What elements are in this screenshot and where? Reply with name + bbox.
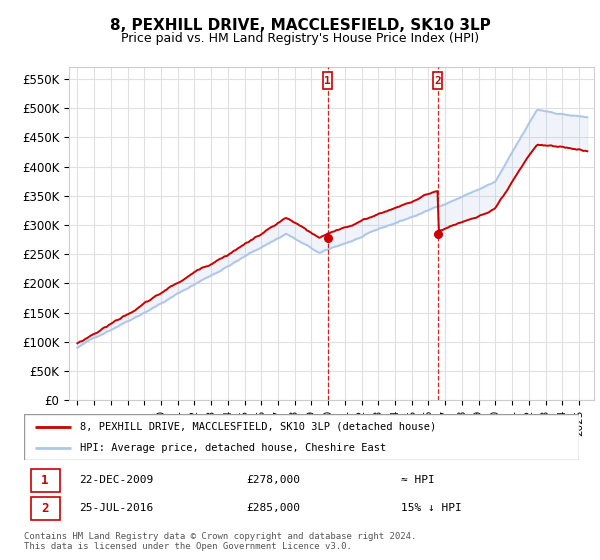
Text: 1: 1 [41, 474, 49, 487]
Text: 15% ↓ HPI: 15% ↓ HPI [401, 503, 462, 514]
Bar [433, 72, 442, 90]
Text: Price paid vs. HM Land Registry's House Price Index (HPI): Price paid vs. HM Land Registry's House … [121, 32, 479, 45]
Text: 2: 2 [434, 76, 441, 86]
Text: 8, PEXHILL DRIVE, MACCLESFIELD, SK10 3LP: 8, PEXHILL DRIVE, MACCLESFIELD, SK10 3LP [110, 18, 490, 33]
Bar [323, 72, 332, 90]
FancyBboxPatch shape [24, 414, 579, 460]
Text: 2: 2 [41, 502, 49, 515]
Text: £278,000: £278,000 [246, 475, 300, 485]
Text: ≈ HPI: ≈ HPI [401, 475, 435, 485]
Text: 25-JUL-2016: 25-JUL-2016 [79, 503, 154, 514]
Text: £285,000: £285,000 [246, 503, 300, 514]
FancyBboxPatch shape [31, 497, 59, 520]
Text: HPI: Average price, detached house, Cheshire East: HPI: Average price, detached house, Ches… [79, 443, 386, 453]
Text: 22-DEC-2009: 22-DEC-2009 [79, 475, 154, 485]
Text: 1: 1 [324, 76, 331, 86]
Text: Contains HM Land Registry data © Crown copyright and database right 2024.
This d: Contains HM Land Registry data © Crown c… [24, 532, 416, 552]
FancyBboxPatch shape [31, 469, 59, 492]
Text: 8, PEXHILL DRIVE, MACCLESFIELD, SK10 3LP (detached house): 8, PEXHILL DRIVE, MACCLESFIELD, SK10 3LP… [79, 422, 436, 432]
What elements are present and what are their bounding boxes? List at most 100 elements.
────────────────────
## OBJECTIVE:
How many lines in the rows above contain the string "shape"? Reply with the number alone.

## ANSWER TO THE TASK:
3